Work required:
Set down the records once more, please, exactly and with the pictures left out.

[Dataset items]
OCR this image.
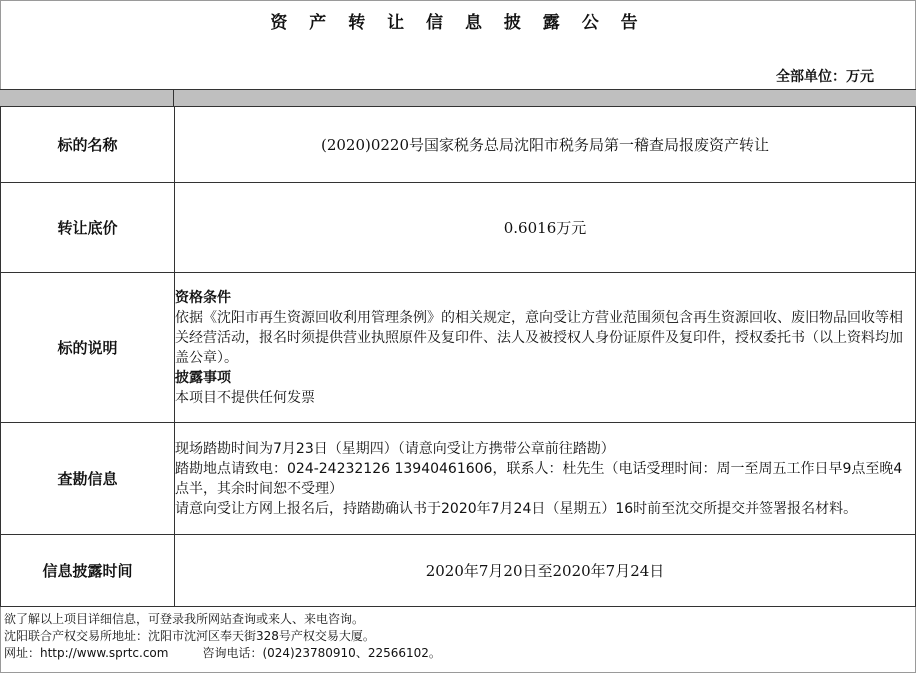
资 产 转 让 信 息 披 露 公 告
全部单位：万元
标的名称	(2020)0220号国家税务总局沈阳市税务局第一稽查局报废资产转让
转让底价	0.6016万元
标的说明	资格条件
依据《沈阳市再生资源回收利用管理条例》的相关规定，意向受让方营业范围须包含再生资源回收、废旧物品回收等相关经营活动，报名时须提供营业执照原件及复印件、法人及被授权人身份证原件及复印件，授权委托书（以上资料均加盖公章）。
披露事项
本项目不提供任何发票

查勘信息	现场踏勘时间为7月23日（星期四）（请意向受让方携带公章前往踏勘）
踏勘地点请致电：024-24232126 13940461606，联系人：杜先生（电话受理时间：周一至周五工作日早9点至晚4点半，其余时间恕不受理）
请意向受让方网上报名后，持踏勘确认书于2020年7月24日（星期五）16时前至沈交所提交并签署报名材料。

信息披露时间	2020年7月20日至2020年7月24日
欲了解以上项目详细信息，可登录我所网站查询或来人、来电咨询。
沈阳联合产权交易所地址：沈阳市沈河区奉天街328号产权交易大厦。
网址：http://www.sprtc.com	咨询电话：(024)23780910、22566102。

Expected output:
OCR this image.
资 产 转 让 信 息 披 露 公 告
全部单位：万元
标的名称	(2020)0220号国家税务总局沈阳市税务局第一稽查局报废资产转让
转让底价	0.6016万元
标的说明	资格条件
依据《沈阳市再生资源回收利用管理条例》的相关规定，意向受让方营业范围须包含再生资源回收、废旧物品回收等相关经营活动，报名时须提供营业执照原件及复印件、法人及被授权人身份证原件及复印件，授权委托书（以上资料均加盖公章）。
披露事项
本项目不提供任何发票

查勘信息	现场踏勘时间为7月23日（星期四）（请意向受让方携带公章前往踏勘）
踏勘地点请致电：024-24232126 13940461606，联系人：杜先生（电话受理时间：周一至周五工作日早9点至晚4点半，其余时间恕不受理）
请意向受让方网上报名后，持踏勘确认书于2020年7月24日（星期五）16时前至沈交所提交并签署报名材料。

信息披露时间	2020年7月20日至2020年7月24日
欲了解以上项目详细信息，可登录我所网站查询或来人、来电咨询。
沈阳联合产权交易所地址：沈阳市沈河区奉天街328号产权交易大厦。
网址：http://www.sprtc.com	咨询电话：(024)23780910、22566102。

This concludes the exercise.